Problem details: An exact copy of every entry below is required, and no picture may appear in it.

Start of The input

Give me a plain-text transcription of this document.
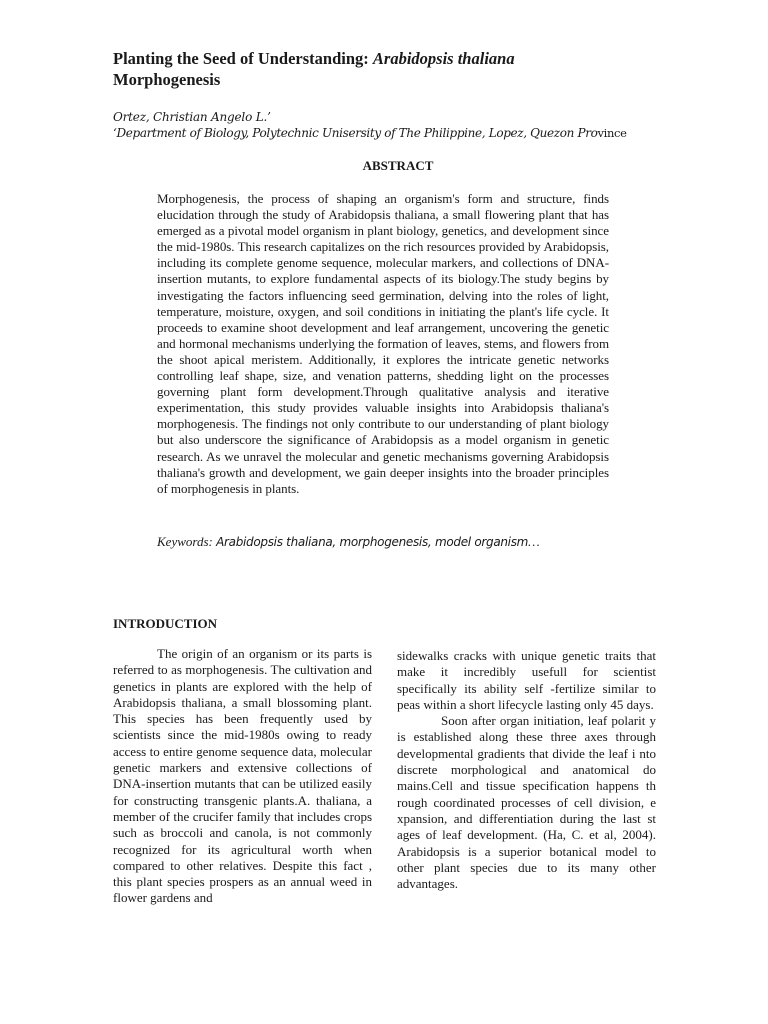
Planting the Seed of Understanding: Arabidopsis thaliana
Morphogenesis
Ortez, Christian Angelo L.’
‘Department of Biology, Polytechnic Unisersity of The Philippine, Lopez, Quezon Province
ABSTRACT
Morphogenesis, the process of shaping an organism's form and structure, finds elucidation through the study of Arabidopsis thaliana, a small flowering plant that has emerged as a pivotal model organism in plant biology, genetics, and development since the mid-1980s. This research capitalizes on the rich resources provided by Arabidopsis, including its complete genome sequence, molecular markers, and collections of DNA-insertion mutants, to explore fundamental aspects of its biology.The study begins by investigating the factors influencing seed germination, delving into the roles of light, temperature, moisture, oxygen, and soil conditions in initiating the plant's life cycle. It proceeds to examine shoot development and leaf arrangement, uncovering the genetic and hormonal mechanisms underlying the formation of leaves, stems, and flowers from the shoot apical meristem. Additionally, it explores the intricate genetic networks controlling leaf shape, size, and venation patterns, shedding light on the processes governing plant form development.Through qualitative analysis and iterative experimentation, this study provides valuable insights into Arabidopsis thaliana's morphogenesis. The findings not only contribute to our understanding of plant biology but also underscore the significance of Arabidopsis as a model organism in genetic research. As we unravel the molecular and genetic mechanisms governing Arabidopsis thaliana's growth and development, we gain deeper insights into the broader principles of morphogenesis in plants.
Keywords: Arabidopsis thaliana, morphogenesis, model organism…
INTRODUCTION

The origin of an organism or its parts is referred to as morphogenesis. The cultivation and genetics in plants are explored with the help of Arabidopsis thaliana, a small blossoming plant. This species has been frequently used by scientists since the mid-1980s owing to ready access to entire genome sequence data, molecular genetic markers and extensive collections of DNA-insertion mutants that can be utilized easily for constructing transgenic plants.A. thaliana, a member of the crucifer family that includes crops such as broccoli and canola, is not commonly recognized for its agricultural worth when compared to other relatives. Despite this fact , this plant species prospers as an annual weed in flower gardens and

sidewalks cracks with unique genetic traits that make it incredibly usefull for scientist specifically its ability self -fertilize similar to peas within a short lifecycle lasting only 45 days.

Soon after organ initiation, leaf polarit y is established along these three axes through developmental gradients that divide the leaf i nto discrete morphological and anatomical do mains.Cell and tissue specification happens th rough coordinated processes of cell division, e xpansion, and differentiation during the last st ages of leaf development. (Ha, C. et al, 2004). Arabidopsis is a superior botanical model to other plant species due to its many other advantages.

End of The input

Response box:
Give me a plain-text transcription of this document.
Planting the Seed of Understanding: Arabidopsis thaliana
Morphogenesis
Ortez, Christian Angelo L.’
‘Department of Biology, Polytechnic Unisersity of The Philippine, Lopez, Quezon Province
ABSTRACT
Morphogenesis, the process of shaping an organism's form and structure, finds elucidation through the study of Arabidopsis thaliana, a small flowering plant that has emerged as a pivotal model organism in plant biology, genetics, and development since the mid-1980s. This research capitalizes on the rich resources provided by Arabidopsis, including its complete genome sequence, molecular markers, and collections of DNA-insertion mutants, to explore fundamental aspects of its biology.The study begins by investigating the factors influencing seed germination, delving into the roles of light, temperature, moisture, oxygen, and soil conditions in initiating the plant's life cycle. It proceeds to examine shoot development and leaf arrangement, uncovering the genetic and hormonal mechanisms underlying the formation of leaves, stems, and flowers from the shoot apical meristem. Additionally, it explores the intricate genetic networks controlling leaf shape, size, and venation patterns, shedding light on the processes governing plant form development.Through qualitative analysis and iterative experimentation, this study provides valuable insights into Arabidopsis thaliana's morphogenesis. The findings not only contribute to our understanding of plant biology but also underscore the significance of Arabidopsis as a model organism in genetic research. As we unravel the molecular and genetic mechanisms governing Arabidopsis thaliana's growth and development, we gain deeper insights into the broader principles of morphogenesis in plants.
Keywords: Arabidopsis thaliana, morphogenesis, model organism…
INTRODUCTION

The origin of an organism or its parts is referred to as morphogenesis. The cultivation and genetics in plants are explored with the help of Arabidopsis thaliana, a small blossoming plant. This species has been frequently used by scientists since the mid-1980s owing to ready access to entire genome sequence data, molecular genetic markers and extensive collections of DNA-insertion mutants that can be utilized easily for constructing transgenic plants.A. thaliana, a member of the crucifer family that includes crops such as broccoli and canola, is not commonly recognized for its agricultural worth when compared to other relatives. Despite this fact , this plant species prospers as an annual weed in flower gardens and

sidewalks cracks with unique genetic traits that make it incredibly usefull for scientist specifically its ability self -fertilize similar to peas within a short lifecycle lasting only 45 days.

Soon after organ initiation, leaf polarit y is established along these three axes through developmental gradients that divide the leaf i nto discrete morphological and anatomical do mains.Cell and tissue specification happens th rough coordinated processes of cell division, e xpansion, and differentiation during the last st ages of leaf development. (Ha, C. et al, 2004). Arabidopsis is a superior botanical model to other plant species due to its many other advantages.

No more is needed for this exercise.